What you are asked to do:
Set down each record below precisely, skipping the pictures.

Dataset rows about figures
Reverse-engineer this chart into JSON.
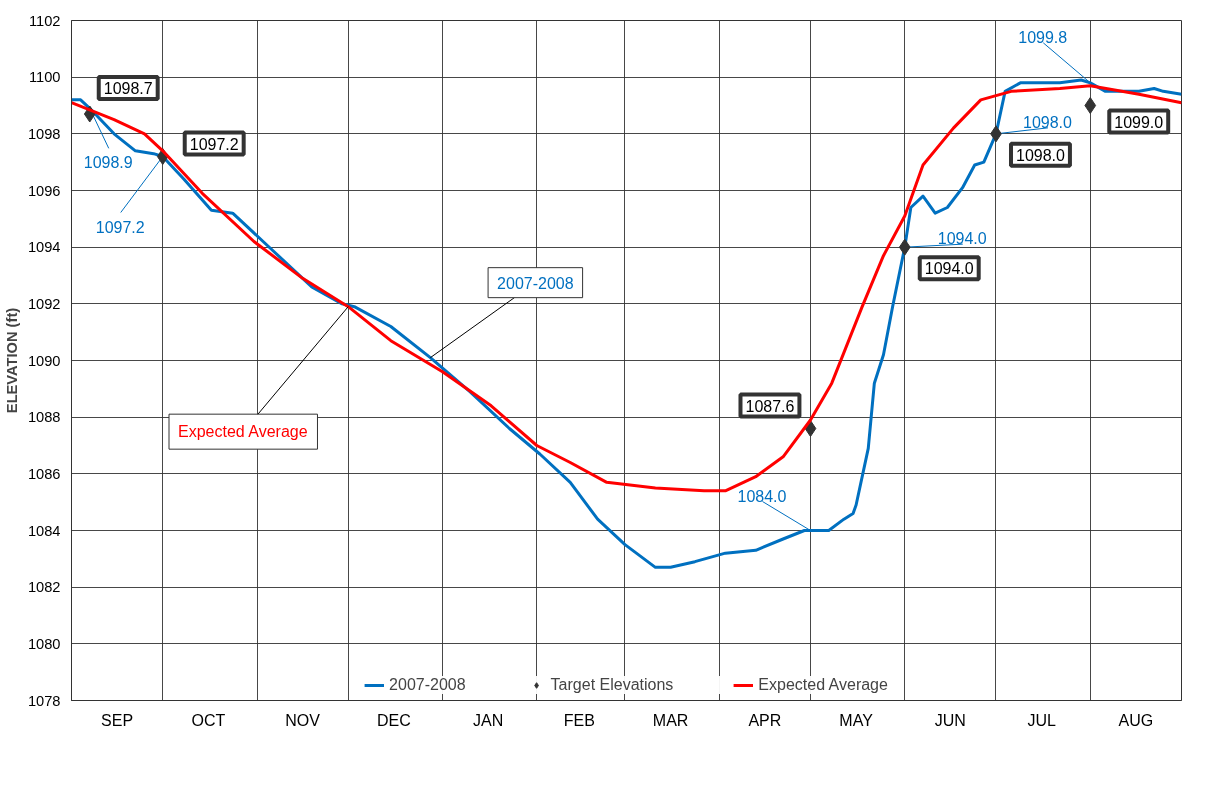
{
  "chart_data": {
    "type": "line",
    "ylabel": "ELEVATION (ft)",
    "xlim": [
      "2007-09-01",
      "2008-08-31"
    ],
    "ylim": [
      1078,
      1102
    ],
    "xticks": [
      {
        "value": "2007-09-01",
        "label": null
      },
      {
        "value": "2007-09-16",
        "label": "SEP"
      },
      {
        "value": "2007-10-01",
        "label": null
      },
      {
        "value": "2007-10-16",
        "label": "OCT"
      },
      {
        "value": "2007-11-01",
        "label": null
      },
      {
        "value": "2007-11-16",
        "label": "NOV"
      },
      {
        "value": "2007-12-01",
        "label": null
      },
      {
        "value": "2007-12-16",
        "label": "DEC"
      },
      {
        "value": "2008-01-01",
        "label": null
      },
      {
        "value": "2008-01-16",
        "label": "JAN"
      },
      {
        "value": "2008-02-01",
        "label": null
      },
      {
        "value": "2008-02-15",
        "label": "FEB"
      },
      {
        "value": "2008-03-01",
        "label": null
      },
      {
        "value": "2008-03-16",
        "label": "MAR"
      },
      {
        "value": "2008-04-01",
        "label": null
      },
      {
        "value": "2008-04-16",
        "label": "APR"
      },
      {
        "value": "2008-05-01",
        "label": null
      },
      {
        "value": "2008-05-16",
        "label": "MAY"
      },
      {
        "value": "2008-06-01",
        "label": null
      },
      {
        "value": "2008-06-16",
        "label": "JUN"
      },
      {
        "value": "2008-07-01",
        "label": null
      },
      {
        "value": "2008-07-16",
        "label": "JUL"
      },
      {
        "value": "2008-08-01",
        "label": null
      },
      {
        "value": "2008-08-16",
        "label": "AUG"
      }
    ],
    "yticks": [
      1078,
      1080,
      1082,
      1084,
      1086,
      1088,
      1090,
      1092,
      1094,
      1096,
      1098,
      1100,
      1102
    ],
    "grid": true,
    "legend": "bottom",
    "series": [
      {
        "name": "2007-2008",
        "color": "#0070c0",
        "x": [
          "2007-09-01",
          "2007-09-04",
          "2007-09-07",
          "2007-09-15",
          "2007-09-22",
          "2007-09-28",
          "2007-10-01",
          "2007-10-08",
          "2007-10-17",
          "2007-10-24",
          "2007-11-06",
          "2007-11-19",
          "2007-11-29",
          "2007-12-03",
          "2007-12-15",
          "2007-12-28",
          "2008-01-10",
          "2008-01-23",
          "2008-02-02",
          "2008-02-12",
          "2008-02-21",
          "2008-03-01",
          "2008-03-11",
          "2008-03-16",
          "2008-03-24",
          "2008-04-03",
          "2008-04-13",
          "2008-04-22",
          "2008-04-29",
          "2008-05-01",
          "2008-05-07",
          "2008-05-12",
          "2008-05-15",
          "2008-05-16",
          "2008-05-20",
          "2008-05-22",
          "2008-05-25",
          "2008-05-28",
          "2008-06-01",
          "2008-06-03",
          "2008-06-07",
          "2008-06-11",
          "2008-06-15",
          "2008-06-20",
          "2008-06-24",
          "2008-06-27",
          "2008-07-01",
          "2008-07-04",
          "2008-07-09",
          "2008-07-15",
          "2008-07-22",
          "2008-07-29",
          "2008-08-01",
          "2008-08-06",
          "2008-08-17",
          "2008-08-22",
          "2008-08-25",
          "2008-08-31"
        ],
        "values": [
          1099.2,
          1099.2,
          1098.9,
          1098.0,
          1097.4,
          1097.3,
          1097.2,
          1096.4,
          1095.3,
          1095.2,
          1093.9,
          1092.6,
          1092.0,
          1091.9,
          1091.2,
          1090.1,
          1088.9,
          1087.6,
          1086.7,
          1085.7,
          1084.4,
          1083.5,
          1082.7,
          1082.7,
          1082.9,
          1083.2,
          1083.3,
          1083.7,
          1084.0,
          1084.0,
          1084.0,
          1084.4,
          1084.6,
          1084.9,
          1086.9,
          1089.2,
          1090.2,
          1091.9,
          1094.0,
          1095.4,
          1095.8,
          1095.2,
          1095.4,
          1096.1,
          1096.9,
          1097.0,
          1098.0,
          1099.5,
          1099.8,
          1099.8,
          1099.8,
          1099.9,
          1099.8,
          1099.5,
          1099.5,
          1099.6,
          1099.5,
          1099.4
        ],
        "value_labels": [
          null,
          null,
          "1098.9",
          null,
          null,
          null,
          "1097.2",
          null,
          null,
          null,
          null,
          null,
          null,
          null,
          null,
          null,
          null,
          null,
          null,
          null,
          null,
          null,
          null,
          null,
          null,
          null,
          null,
          null,
          null,
          "1084.0",
          null,
          null,
          null,
          null,
          null,
          null,
          null,
          null,
          "1094.0",
          null,
          null,
          null,
          null,
          null,
          null,
          null,
          "1098.0",
          null,
          null,
          null,
          null,
          null,
          "1099.8",
          null,
          null,
          null,
          null,
          null
        ]
      },
      {
        "name": "Target Elevations",
        "type": "scatter",
        "marker": "diamond",
        "color": "#333333",
        "x": [
          "2007-09-07",
          "2007-10-01",
          "2008-05-01",
          "2008-06-01",
          "2008-07-01",
          "2008-08-01"
        ],
        "values": [
          1098.7,
          1097.2,
          1087.6,
          1094.0,
          1098.0,
          1099.0
        ],
        "value_labels": [
          "1098.7",
          "1097.2",
          "1087.6",
          "1094.0",
          "1098.0",
          "1099.0"
        ]
      },
      {
        "name": "Expected Average",
        "color": "#ff0000",
        "x": [
          "2007-09-01",
          "2007-09-15",
          "2007-09-25",
          "2007-10-01",
          "2007-10-14",
          "2007-10-31",
          "2007-11-16",
          "2007-12-01",
          "2007-12-15",
          "2008-01-01",
          "2008-01-17",
          "2008-02-01",
          "2008-02-12",
          "2008-02-24",
          "2008-03-11",
          "2008-03-27",
          "2008-04-03",
          "2008-04-13",
          "2008-04-22",
          "2008-05-01",
          "2008-05-08",
          "2008-05-18",
          "2008-05-25",
          "2008-06-01",
          "2008-06-07",
          "2008-06-17",
          "2008-06-26",
          "2008-07-06",
          "2008-07-22",
          "2008-08-01",
          "2008-08-17",
          "2008-08-31"
        ],
        "values": [
          1099.1,
          1098.5,
          1098.0,
          1097.4,
          1095.9,
          1094.2,
          1092.9,
          1091.9,
          1090.7,
          1089.6,
          1088.4,
          1087.0,
          1086.4,
          1085.7,
          1085.5,
          1085.4,
          1085.4,
          1085.9,
          1086.6,
          1087.9,
          1089.2,
          1091.9,
          1093.7,
          1095.1,
          1096.9,
          1098.2,
          1099.2,
          1099.5,
          1099.6,
          1099.7,
          1099.4,
          1099.1
        ]
      }
    ]
  }
}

Response below:
Reverse-engineer this chart into JSON.
{
  "chart_data": {
    "type": "line",
    "ylabel": "ELEVATION (ft)",
    "xlim": [
      "2007-09-01",
      "2008-08-31"
    ],
    "ylim": [
      1078,
      1102
    ],
    "xticks": [
      {
        "value": "2007-09-01",
        "label": null
      },
      {
        "value": "2007-09-16",
        "label": "SEP"
      },
      {
        "value": "2007-10-01",
        "label": null
      },
      {
        "value": "2007-10-16",
        "label": "OCT"
      },
      {
        "value": "2007-11-01",
        "label": null
      },
      {
        "value": "2007-11-16",
        "label": "NOV"
      },
      {
        "value": "2007-12-01",
        "label": null
      },
      {
        "value": "2007-12-16",
        "label": "DEC"
      },
      {
        "value": "2008-01-01",
        "label": null
      },
      {
        "value": "2008-01-16",
        "label": "JAN"
      },
      {
        "value": "2008-02-01",
        "label": null
      },
      {
        "value": "2008-02-15",
        "label": "FEB"
      },
      {
        "value": "2008-03-01",
        "label": null
      },
      {
        "value": "2008-03-16",
        "label": "MAR"
      },
      {
        "value": "2008-04-01",
        "label": null
      },
      {
        "value": "2008-04-16",
        "label": "APR"
      },
      {
        "value": "2008-05-01",
        "label": null
      },
      {
        "value": "2008-05-16",
        "label": "MAY"
      },
      {
        "value": "2008-06-01",
        "label": null
      },
      {
        "value": "2008-06-16",
        "label": "JUN"
      },
      {
        "value": "2008-07-01",
        "label": null
      },
      {
        "value": "2008-07-16",
        "label": "JUL"
      },
      {
        "value": "2008-08-01",
        "label": null
      },
      {
        "value": "2008-08-16",
        "label": "AUG"
      }
    ],
    "yticks": [
      1078,
      1080,
      1082,
      1084,
      1086,
      1088,
      1090,
      1092,
      1094,
      1096,
      1098,
      1100,
      1102
    ],
    "grid": true,
    "legend": "bottom",
    "series": [
      {
        "name": "2007-2008",
        "color": "#0070c0",
        "x": [
          "2007-09-01",
          "2007-09-04",
          "2007-09-07",
          "2007-09-15",
          "2007-09-22",
          "2007-09-28",
          "2007-10-01",
          "2007-10-08",
          "2007-10-17",
          "2007-10-24",
          "2007-11-06",
          "2007-11-19",
          "2007-11-29",
          "2007-12-03",
          "2007-12-15",
          "2007-12-28",
          "2008-01-10",
          "2008-01-23",
          "2008-02-02",
          "2008-02-12",
          "2008-02-21",
          "2008-03-01",
          "2008-03-11",
          "2008-03-16",
          "2008-03-24",
          "2008-04-03",
          "2008-04-13",
          "2008-04-22",
          "2008-04-29",
          "2008-05-01",
          "2008-05-07",
          "2008-05-12",
          "2008-05-15",
          "2008-05-16",
          "2008-05-20",
          "2008-05-22",
          "2008-05-25",
          "2008-05-28",
          "2008-06-01",
          "2008-06-03",
          "2008-06-07",
          "2008-06-11",
          "2008-06-15",
          "2008-06-20",
          "2008-06-24",
          "2008-06-27",
          "2008-07-01",
          "2008-07-04",
          "2008-07-09",
          "2008-07-15",
          "2008-07-22",
          "2008-07-29",
          "2008-08-01",
          "2008-08-06",
          "2008-08-17",
          "2008-08-22",
          "2008-08-25",
          "2008-08-31"
        ],
        "values": [
          1099.2,
          1099.2,
          1098.9,
          1098.0,
          1097.4,
          1097.3,
          1097.2,
          1096.4,
          1095.3,
          1095.2,
          1093.9,
          1092.6,
          1092.0,
          1091.9,
          1091.2,
          1090.1,
          1088.9,
          1087.6,
          1086.7,
          1085.7,
          1084.4,
          1083.5,
          1082.7,
          1082.7,
          1082.9,
          1083.2,
          1083.3,
          1083.7,
          1084.0,
          1084.0,
          1084.0,
          1084.4,
          1084.6,
          1084.9,
          1086.9,
          1089.2,
          1090.2,
          1091.9,
          1094.0,
          1095.4,
          1095.8,
          1095.2,
          1095.4,
          1096.1,
          1096.9,
          1097.0,
          1098.0,
          1099.5,
          1099.8,
          1099.8,
          1099.8,
          1099.9,
          1099.8,
          1099.5,
          1099.5,
          1099.6,
          1099.5,
          1099.4
        ],
        "value_labels": [
          null,
          null,
          "1098.9",
          null,
          null,
          null,
          "1097.2",
          null,
          null,
          null,
          null,
          null,
          null,
          null,
          null,
          null,
          null,
          null,
          null,
          null,
          null,
          null,
          null,
          null,
          null,
          null,
          null,
          null,
          null,
          "1084.0",
          null,
          null,
          null,
          null,
          null,
          null,
          null,
          null,
          "1094.0",
          null,
          null,
          null,
          null,
          null,
          null,
          null,
          "1098.0",
          null,
          null,
          null,
          null,
          null,
          "1099.8",
          null,
          null,
          null,
          null,
          null
        ]
      },
      {
        "name": "Target Elevations",
        "type": "scatter",
        "marker": "diamond",
        "color": "#333333",
        "x": [
          "2007-09-07",
          "2007-10-01",
          "2008-05-01",
          "2008-06-01",
          "2008-07-01",
          "2008-08-01"
        ],
        "values": [
          1098.7,
          1097.2,
          1087.6,
          1094.0,
          1098.0,
          1099.0
        ],
        "value_labels": [
          "1098.7",
          "1097.2",
          "1087.6",
          "1094.0",
          "1098.0",
          "1099.0"
        ]
      },
      {
        "name": "Expected Average",
        "color": "#ff0000",
        "x": [
          "2007-09-01",
          "2007-09-15",
          "2007-09-25",
          "2007-10-01",
          "2007-10-14",
          "2007-10-31",
          "2007-11-16",
          "2007-12-01",
          "2007-12-15",
          "2008-01-01",
          "2008-01-17",
          "2008-02-01",
          "2008-02-12",
          "2008-02-24",
          "2008-03-11",
          "2008-03-27",
          "2008-04-03",
          "2008-04-13",
          "2008-04-22",
          "2008-05-01",
          "2008-05-08",
          "2008-05-18",
          "2008-05-25",
          "2008-06-01",
          "2008-06-07",
          "2008-06-17",
          "2008-06-26",
          "2008-07-06",
          "2008-07-22",
          "2008-08-01",
          "2008-08-17",
          "2008-08-31"
        ],
        "values": [
          1099.1,
          1098.5,
          1098.0,
          1097.4,
          1095.9,
          1094.2,
          1092.9,
          1091.9,
          1090.7,
          1089.6,
          1088.4,
          1087.0,
          1086.4,
          1085.7,
          1085.5,
          1085.4,
          1085.4,
          1085.9,
          1086.6,
          1087.9,
          1089.2,
          1091.9,
          1093.7,
          1095.1,
          1096.9,
          1098.2,
          1099.2,
          1099.5,
          1099.6,
          1099.7,
          1099.4,
          1099.1
        ]
      }
    ]
  }
}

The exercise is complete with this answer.